» **WHAT TO DO**
Please pull out every line that includes the string "this".

» **DATA LINES**
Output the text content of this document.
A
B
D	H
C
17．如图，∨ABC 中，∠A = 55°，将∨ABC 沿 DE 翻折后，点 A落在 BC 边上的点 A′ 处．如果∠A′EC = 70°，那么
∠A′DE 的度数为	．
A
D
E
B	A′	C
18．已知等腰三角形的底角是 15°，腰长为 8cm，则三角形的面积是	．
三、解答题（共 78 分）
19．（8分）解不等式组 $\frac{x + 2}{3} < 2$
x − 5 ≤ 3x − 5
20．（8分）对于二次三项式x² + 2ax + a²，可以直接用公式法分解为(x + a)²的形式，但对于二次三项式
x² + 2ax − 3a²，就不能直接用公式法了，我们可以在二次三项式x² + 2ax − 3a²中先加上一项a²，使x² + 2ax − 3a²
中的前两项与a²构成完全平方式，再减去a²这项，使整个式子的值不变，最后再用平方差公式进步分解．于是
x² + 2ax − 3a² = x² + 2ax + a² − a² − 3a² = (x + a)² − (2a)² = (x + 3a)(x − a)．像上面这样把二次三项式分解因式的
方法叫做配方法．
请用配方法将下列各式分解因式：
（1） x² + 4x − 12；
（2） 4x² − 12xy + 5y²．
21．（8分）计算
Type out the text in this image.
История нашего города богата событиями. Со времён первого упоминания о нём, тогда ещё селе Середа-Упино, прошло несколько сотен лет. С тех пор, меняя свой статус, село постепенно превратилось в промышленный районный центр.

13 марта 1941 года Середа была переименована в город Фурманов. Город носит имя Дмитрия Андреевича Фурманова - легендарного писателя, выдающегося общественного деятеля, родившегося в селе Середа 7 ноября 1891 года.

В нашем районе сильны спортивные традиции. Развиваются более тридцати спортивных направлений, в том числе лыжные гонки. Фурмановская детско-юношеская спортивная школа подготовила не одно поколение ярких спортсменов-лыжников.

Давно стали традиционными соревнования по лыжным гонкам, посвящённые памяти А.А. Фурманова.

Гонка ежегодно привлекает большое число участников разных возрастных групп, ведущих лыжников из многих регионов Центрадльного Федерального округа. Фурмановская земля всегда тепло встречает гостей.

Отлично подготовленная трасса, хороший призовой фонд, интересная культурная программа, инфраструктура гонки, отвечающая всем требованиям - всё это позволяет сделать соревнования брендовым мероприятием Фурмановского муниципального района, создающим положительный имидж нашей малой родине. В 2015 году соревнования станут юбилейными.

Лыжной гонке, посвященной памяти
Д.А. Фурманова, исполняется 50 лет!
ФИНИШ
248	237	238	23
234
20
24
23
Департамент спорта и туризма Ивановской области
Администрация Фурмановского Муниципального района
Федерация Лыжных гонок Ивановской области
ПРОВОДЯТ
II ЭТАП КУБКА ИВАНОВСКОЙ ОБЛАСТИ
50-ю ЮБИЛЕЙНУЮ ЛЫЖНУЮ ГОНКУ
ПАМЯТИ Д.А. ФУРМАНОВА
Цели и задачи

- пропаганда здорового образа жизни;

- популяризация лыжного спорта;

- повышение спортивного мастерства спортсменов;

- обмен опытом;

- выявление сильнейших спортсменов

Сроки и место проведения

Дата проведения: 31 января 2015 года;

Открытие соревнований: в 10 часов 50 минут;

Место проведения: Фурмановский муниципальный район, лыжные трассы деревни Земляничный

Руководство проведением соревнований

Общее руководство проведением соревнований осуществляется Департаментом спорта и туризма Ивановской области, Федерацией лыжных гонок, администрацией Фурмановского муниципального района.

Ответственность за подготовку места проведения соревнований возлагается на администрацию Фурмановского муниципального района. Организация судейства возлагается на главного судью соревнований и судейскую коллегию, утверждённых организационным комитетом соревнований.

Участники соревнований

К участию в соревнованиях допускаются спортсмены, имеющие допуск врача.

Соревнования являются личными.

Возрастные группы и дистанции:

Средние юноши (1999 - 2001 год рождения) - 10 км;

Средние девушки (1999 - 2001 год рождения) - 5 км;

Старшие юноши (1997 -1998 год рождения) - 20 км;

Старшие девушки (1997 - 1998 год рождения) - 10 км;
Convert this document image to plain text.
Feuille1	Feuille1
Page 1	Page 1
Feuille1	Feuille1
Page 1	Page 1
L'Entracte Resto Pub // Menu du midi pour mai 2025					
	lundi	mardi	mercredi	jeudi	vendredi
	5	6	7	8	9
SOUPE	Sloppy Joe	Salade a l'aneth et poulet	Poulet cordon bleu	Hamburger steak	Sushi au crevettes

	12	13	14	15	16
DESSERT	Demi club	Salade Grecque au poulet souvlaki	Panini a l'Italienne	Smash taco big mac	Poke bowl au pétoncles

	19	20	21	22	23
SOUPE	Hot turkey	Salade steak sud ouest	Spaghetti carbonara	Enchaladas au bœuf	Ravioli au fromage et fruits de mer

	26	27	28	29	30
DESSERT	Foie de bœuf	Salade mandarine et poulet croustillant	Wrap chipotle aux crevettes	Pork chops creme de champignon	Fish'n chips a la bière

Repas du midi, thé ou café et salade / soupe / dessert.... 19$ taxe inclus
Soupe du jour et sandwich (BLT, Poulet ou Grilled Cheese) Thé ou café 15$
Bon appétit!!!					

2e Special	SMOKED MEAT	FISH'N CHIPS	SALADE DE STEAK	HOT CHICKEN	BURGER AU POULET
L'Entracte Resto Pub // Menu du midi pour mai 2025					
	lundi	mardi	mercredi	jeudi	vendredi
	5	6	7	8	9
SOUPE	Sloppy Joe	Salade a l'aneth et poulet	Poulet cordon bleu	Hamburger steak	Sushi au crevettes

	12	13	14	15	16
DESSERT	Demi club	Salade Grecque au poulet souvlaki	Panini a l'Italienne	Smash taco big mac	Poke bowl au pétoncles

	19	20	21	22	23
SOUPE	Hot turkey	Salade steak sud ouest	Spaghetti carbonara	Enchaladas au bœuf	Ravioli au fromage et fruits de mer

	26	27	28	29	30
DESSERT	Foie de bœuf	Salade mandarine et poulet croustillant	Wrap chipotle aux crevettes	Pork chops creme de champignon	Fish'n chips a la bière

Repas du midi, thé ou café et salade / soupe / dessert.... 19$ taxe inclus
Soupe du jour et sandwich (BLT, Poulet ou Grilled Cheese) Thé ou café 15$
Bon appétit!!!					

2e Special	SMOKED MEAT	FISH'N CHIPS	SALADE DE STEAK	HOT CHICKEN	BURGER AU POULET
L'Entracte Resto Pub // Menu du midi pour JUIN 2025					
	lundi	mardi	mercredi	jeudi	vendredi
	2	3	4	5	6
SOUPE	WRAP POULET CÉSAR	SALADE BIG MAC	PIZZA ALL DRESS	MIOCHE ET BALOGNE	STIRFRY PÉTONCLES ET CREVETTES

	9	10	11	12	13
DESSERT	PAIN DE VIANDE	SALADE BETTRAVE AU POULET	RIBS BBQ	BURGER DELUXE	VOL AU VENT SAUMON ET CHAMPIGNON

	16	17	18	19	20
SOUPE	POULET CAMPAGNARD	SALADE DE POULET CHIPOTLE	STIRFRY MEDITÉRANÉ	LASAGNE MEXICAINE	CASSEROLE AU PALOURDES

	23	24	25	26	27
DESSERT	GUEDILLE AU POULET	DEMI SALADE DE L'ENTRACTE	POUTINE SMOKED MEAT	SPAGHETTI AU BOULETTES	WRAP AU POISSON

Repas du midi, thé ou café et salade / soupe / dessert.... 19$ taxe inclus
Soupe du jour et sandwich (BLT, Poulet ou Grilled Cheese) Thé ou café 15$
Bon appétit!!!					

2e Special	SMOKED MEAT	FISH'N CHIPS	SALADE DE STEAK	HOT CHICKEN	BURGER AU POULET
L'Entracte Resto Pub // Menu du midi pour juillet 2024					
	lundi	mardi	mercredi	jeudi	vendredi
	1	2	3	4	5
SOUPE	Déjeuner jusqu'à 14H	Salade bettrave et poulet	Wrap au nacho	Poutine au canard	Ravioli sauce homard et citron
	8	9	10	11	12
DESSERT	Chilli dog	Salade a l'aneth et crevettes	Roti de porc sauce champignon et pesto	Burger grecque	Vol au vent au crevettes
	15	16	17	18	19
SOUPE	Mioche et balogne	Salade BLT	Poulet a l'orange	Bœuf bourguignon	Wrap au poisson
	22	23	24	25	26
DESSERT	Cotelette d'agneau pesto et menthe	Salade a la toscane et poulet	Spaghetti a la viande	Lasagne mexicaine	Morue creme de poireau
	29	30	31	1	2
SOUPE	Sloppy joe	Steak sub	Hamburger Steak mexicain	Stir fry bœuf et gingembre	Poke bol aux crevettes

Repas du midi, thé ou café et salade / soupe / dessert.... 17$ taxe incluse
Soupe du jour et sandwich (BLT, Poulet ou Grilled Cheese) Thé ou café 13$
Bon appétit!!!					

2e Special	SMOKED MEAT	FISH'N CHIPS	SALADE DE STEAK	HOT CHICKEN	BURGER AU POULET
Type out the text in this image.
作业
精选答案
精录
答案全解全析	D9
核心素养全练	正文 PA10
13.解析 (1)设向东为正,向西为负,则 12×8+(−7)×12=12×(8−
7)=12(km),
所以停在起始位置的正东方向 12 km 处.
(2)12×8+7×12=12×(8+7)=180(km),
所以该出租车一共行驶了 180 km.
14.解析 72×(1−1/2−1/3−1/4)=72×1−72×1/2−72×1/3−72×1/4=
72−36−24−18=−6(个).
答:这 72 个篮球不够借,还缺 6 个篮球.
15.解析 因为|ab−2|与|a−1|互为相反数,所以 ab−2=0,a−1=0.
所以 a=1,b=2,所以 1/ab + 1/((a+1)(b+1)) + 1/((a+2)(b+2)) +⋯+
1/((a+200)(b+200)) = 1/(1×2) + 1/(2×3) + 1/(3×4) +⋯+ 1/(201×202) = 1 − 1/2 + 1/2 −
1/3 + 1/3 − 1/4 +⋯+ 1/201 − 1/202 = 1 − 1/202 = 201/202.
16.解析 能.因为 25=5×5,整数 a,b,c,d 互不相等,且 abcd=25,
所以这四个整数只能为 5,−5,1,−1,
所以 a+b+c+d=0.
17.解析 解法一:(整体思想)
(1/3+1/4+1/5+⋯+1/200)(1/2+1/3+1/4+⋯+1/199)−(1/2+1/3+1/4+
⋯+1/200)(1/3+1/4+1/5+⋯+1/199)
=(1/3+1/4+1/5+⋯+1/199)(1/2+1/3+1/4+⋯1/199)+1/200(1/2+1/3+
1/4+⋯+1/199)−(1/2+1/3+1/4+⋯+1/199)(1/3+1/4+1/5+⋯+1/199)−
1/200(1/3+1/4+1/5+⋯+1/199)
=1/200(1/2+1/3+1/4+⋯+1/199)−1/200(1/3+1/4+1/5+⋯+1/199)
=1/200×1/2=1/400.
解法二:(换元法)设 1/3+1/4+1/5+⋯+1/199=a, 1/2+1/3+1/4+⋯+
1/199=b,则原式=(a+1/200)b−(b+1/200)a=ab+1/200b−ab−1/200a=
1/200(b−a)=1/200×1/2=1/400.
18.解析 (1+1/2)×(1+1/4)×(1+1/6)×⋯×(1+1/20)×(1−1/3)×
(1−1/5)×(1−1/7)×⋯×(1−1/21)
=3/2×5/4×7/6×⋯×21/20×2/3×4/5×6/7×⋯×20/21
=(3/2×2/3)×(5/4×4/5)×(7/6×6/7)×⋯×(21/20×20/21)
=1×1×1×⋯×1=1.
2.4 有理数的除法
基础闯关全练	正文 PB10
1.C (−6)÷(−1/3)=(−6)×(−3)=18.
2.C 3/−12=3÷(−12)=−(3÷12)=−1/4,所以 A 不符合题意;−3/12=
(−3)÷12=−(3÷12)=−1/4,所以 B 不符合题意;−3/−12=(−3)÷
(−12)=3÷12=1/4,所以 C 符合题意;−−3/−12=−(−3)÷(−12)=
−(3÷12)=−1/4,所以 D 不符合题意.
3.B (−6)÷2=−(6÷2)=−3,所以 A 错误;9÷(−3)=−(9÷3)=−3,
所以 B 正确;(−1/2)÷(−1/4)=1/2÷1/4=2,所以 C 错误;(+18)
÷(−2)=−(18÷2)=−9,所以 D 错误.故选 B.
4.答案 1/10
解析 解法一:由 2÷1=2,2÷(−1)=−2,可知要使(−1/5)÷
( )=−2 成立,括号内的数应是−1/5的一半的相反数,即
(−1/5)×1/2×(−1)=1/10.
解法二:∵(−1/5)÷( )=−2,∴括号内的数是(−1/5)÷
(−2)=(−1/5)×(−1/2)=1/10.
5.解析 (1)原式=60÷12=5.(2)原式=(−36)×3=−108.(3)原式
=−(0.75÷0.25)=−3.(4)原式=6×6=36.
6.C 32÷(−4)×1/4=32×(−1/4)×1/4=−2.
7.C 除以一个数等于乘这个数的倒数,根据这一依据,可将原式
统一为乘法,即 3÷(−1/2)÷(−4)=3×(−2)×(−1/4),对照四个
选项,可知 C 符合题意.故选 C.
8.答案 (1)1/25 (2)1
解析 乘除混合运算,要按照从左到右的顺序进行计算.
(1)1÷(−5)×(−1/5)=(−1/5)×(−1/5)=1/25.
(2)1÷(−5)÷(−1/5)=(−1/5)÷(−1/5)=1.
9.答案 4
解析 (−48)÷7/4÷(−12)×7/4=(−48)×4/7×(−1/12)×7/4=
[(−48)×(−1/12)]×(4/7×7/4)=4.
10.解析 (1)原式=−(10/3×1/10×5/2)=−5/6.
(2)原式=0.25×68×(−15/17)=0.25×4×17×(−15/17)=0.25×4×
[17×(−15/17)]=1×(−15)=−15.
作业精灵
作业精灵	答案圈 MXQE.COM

» **TASK SOLUTION**
Output the text content of this document.
Type out the text in this image.
Convert this document image to plain text.
Type out the text in this image.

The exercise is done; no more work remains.